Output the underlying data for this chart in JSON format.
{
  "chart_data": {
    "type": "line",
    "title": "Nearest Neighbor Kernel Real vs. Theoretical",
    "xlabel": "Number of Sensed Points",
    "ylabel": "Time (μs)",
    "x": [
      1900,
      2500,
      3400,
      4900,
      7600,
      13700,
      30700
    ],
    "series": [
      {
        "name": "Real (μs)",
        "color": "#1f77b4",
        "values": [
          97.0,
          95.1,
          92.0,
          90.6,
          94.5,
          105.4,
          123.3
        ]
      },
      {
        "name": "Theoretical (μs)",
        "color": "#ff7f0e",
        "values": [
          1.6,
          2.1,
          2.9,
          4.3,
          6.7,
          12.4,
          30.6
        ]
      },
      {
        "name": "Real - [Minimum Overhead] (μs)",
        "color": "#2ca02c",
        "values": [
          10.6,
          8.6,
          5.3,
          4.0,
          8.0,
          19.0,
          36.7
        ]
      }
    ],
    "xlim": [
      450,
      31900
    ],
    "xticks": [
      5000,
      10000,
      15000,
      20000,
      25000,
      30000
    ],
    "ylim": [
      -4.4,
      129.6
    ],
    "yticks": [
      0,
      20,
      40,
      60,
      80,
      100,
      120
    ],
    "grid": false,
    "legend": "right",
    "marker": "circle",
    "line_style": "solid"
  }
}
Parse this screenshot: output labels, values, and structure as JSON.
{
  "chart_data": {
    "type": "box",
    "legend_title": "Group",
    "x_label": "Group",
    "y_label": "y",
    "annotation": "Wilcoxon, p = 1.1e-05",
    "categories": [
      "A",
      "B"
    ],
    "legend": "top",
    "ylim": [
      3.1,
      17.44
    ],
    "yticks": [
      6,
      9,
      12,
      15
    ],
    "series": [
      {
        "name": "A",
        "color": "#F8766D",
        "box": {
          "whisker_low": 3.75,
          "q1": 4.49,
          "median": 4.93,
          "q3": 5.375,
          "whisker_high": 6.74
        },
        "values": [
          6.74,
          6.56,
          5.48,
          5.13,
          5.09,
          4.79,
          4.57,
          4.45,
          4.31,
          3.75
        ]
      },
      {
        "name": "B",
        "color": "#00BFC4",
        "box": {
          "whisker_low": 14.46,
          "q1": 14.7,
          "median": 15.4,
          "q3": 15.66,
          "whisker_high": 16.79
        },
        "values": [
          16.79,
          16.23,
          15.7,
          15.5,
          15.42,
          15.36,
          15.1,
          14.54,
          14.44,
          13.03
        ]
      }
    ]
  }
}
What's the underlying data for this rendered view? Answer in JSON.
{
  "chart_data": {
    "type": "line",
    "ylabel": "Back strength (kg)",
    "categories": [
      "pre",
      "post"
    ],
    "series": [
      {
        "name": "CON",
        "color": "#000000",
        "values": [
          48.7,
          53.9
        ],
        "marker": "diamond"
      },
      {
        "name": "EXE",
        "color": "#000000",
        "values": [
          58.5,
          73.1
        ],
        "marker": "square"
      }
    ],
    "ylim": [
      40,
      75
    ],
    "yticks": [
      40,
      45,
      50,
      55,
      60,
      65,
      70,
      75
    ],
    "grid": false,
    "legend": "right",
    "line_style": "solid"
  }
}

* [The request]:
Identify all lines in the records above with the word "Real".

* [Right answer]:
    "title": "Nearest Neighbor Kernel Real vs. Theoretical",
        "name": "Real (μs)",
        "name": "Real - [Minimum Overhead] (μs)",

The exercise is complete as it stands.